**Passage shown:**
Mara Benjamin is an Assistant Professor of Religion at St. Olaf College. She holds degrees from Hampshire College (B.A. 1994), a Diploma in Jewish Studies from Oxford University (1996), and Stanford University (Ph.D. 2005). Her field of specialization is modern Jewish thought. Before coming to St. Olaf in 2008, she held the Hazel D. Cole Fellowship in Jewish Studies at the University of Washington (2004-2005) and the Jacob and Hilda Blaustein Postdoctoral Fellowship in Judaic Studies at Yale University (2005-2008). She has also taught at the University of Massachusetts, Amherst, and in a variety of non-academic settings. Areas of scholarly and teaching interest include Jewish textual traditions and practices, including biblical, rabbinic, and contemporary hermeneutics; modern European Jewish history and thought; and feminist theology. Current and past courses include "Judaism's Bible," "Law and Spirit," "God After Auschwitz," "Introduction to Judaism," "Jewish and Christian Feminisms," "Negotiating Religion and State," and "Modern Jewish Thought."
Steven Cohen is a Research Professor of Jewish Social Policy at Hebrew Union College-Jewish Institute of Religion and Director of the Berman Jewish Policy Archive at NYU Wagner. In the past, he served as Professor at The Melton Centre for Jewish Education; The Hebrew University of Jerusalem; and Queens College, CUNY. He has also been a Visiting Professor at Brandeis University, Yale University, and the Jewish Theological Seminary. He has written or edited a dozen books and hundreds of scholarly articles and reports on such issues as Jewish community, Jewish identity, and Jewish education. With Arnold Eisen, he wrote The Jew Within: Self, Family and Community in America.
Greg Kaplan is the Anna Smith Fine Assistant Professor of Judaic Studies at Rice University. In his research he investigate similarities and differences between religious and secular conceptions of life and death. Are life and death eternal forms or contingent effects? What answers do secularism and religiosity offer? He writes on medieval-modern Jewish philosophy because Judaism comprises at once a people, a master narrative or history, and a code of behavior or ethics, which Jews cannot easily force into religious or secular categories. In asking whether Jewish thought employs a value-neutral concept of life or whether life-styles are always already value-laden, he takes Jews and Judaism to exemplify and complicate a religious philosophy or philosophy of religion.
Akiba Lerner is an Assistant Professor in Religious Studies at Santa Clara University. He is a Jewish Studies scholar who earned a Ph.D. from Stanford University in 2007. Prior to his Ph.D., Akiba earned a B.A. in History from the University of California, Berkeley before an M.A. in Religious Studies from Stanford.

**Data lines:**
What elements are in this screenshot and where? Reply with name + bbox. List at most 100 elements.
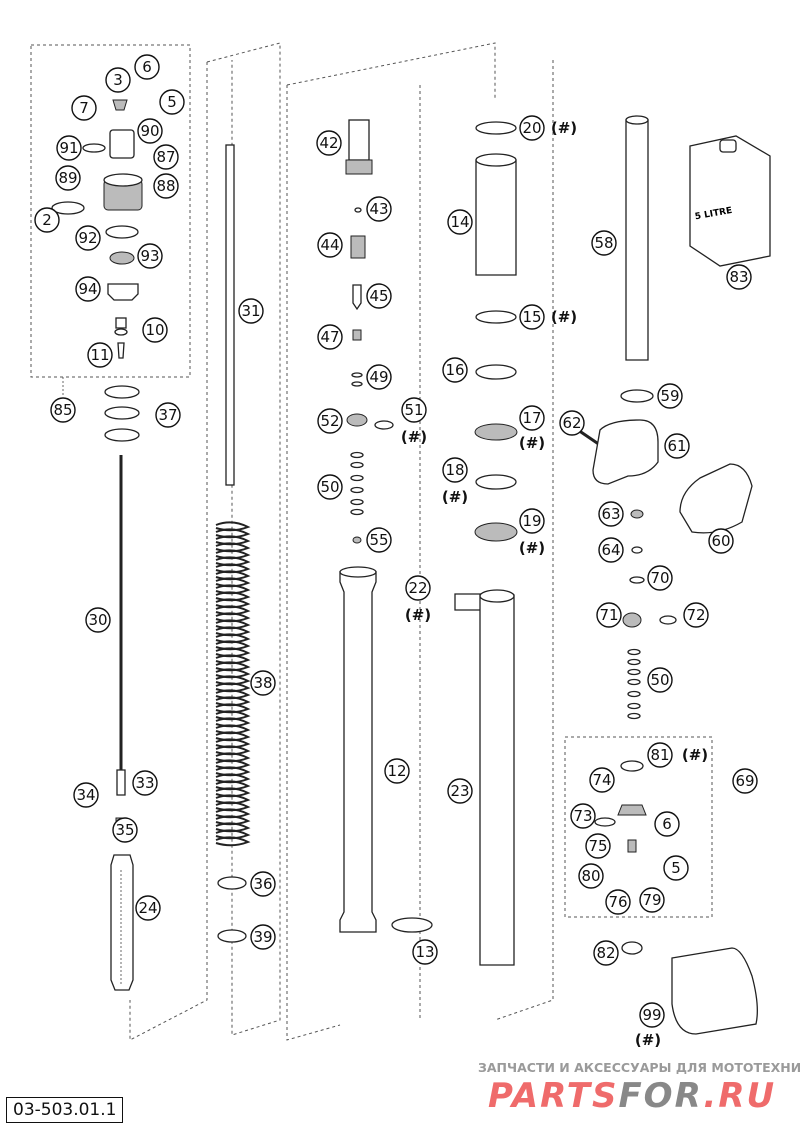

**What you will do:**
a - In the faculty profiles, which fellowship did Mara Benjamin hold at Yale University?
b - Please write the next few sentences of the faculty profiles, picking up after the last sentence about Akiba Lerner.
The listing comes from a different source than the faculty profiles.

**Outputs for the tasks:**
a - The Jacob and Hilda Blaustein Postdoctoral Fellowship in Judaic Studies (2005-2008).

b -
Jessica Rosenberg is a doctoral student in Modern Jewish Thought at Stanford University, and a graduate of Oberlin College. Her forthcoming dissertation focuses on contemporary responsa treating issues of women and ritual observance. Her article "A Woman on the Bimah Means Ignorant Men" will appear in the Spring 2011 issue of Nashim. Her research interests include Modern Orthodoxy, halakhah, and contemporary Jewish thought and culture.
Zachary Braiterman is an Associate Professor of Religion at Syracuse University. He works in the field of modern Judaism, specializing in the 20th century. His latest project examines shifting aesthetic canons defined by Jugendstil, Expressionism, and Bauhaus as they shape modern Jewish thought and culture in Germany prior to the Holocaust. Research and teaching interests touch upon the impact of modernity upon Jewish self-expression, ritual, text-interpretation, and community life. These include modern Jewish philosophy, theoretical aesthetics, and classical Jewish sources.
Arnold M. Eisen, one of the world's foremost experts on American Judaism, is the seventh chancellor of The Jewish Theological Seminary. Since his appointment in 2007, he has increased JTS's impact on the communities it serves by transforming the education of religious leadership for Conservative Judaism; articulating a new vision for JTS; guiding the formulation of a strategic plan to implement that vision; and developing innovative programs in synagogue arts and practices, adult education, pastoral care, Jewish thought, interreligious dialogue, and the arts.
He believes that American Jews feel connected to Jewish ritual but maintain autonomy to decide what to practice and thus many do not attend synagogue on a regular basis. Eisen is a recognized expert in religious change and the modern transformation of Jewish religious belief and practice. He is also one of the world's foremost experts in the sociology of American Judaism. For the past twenty years, he has worked closely with synagogue and federation leadership around the country to analyze and address the issues of Jewish identity, the revitalization of Jewish tradition, and the redefinition of the American Jewish community.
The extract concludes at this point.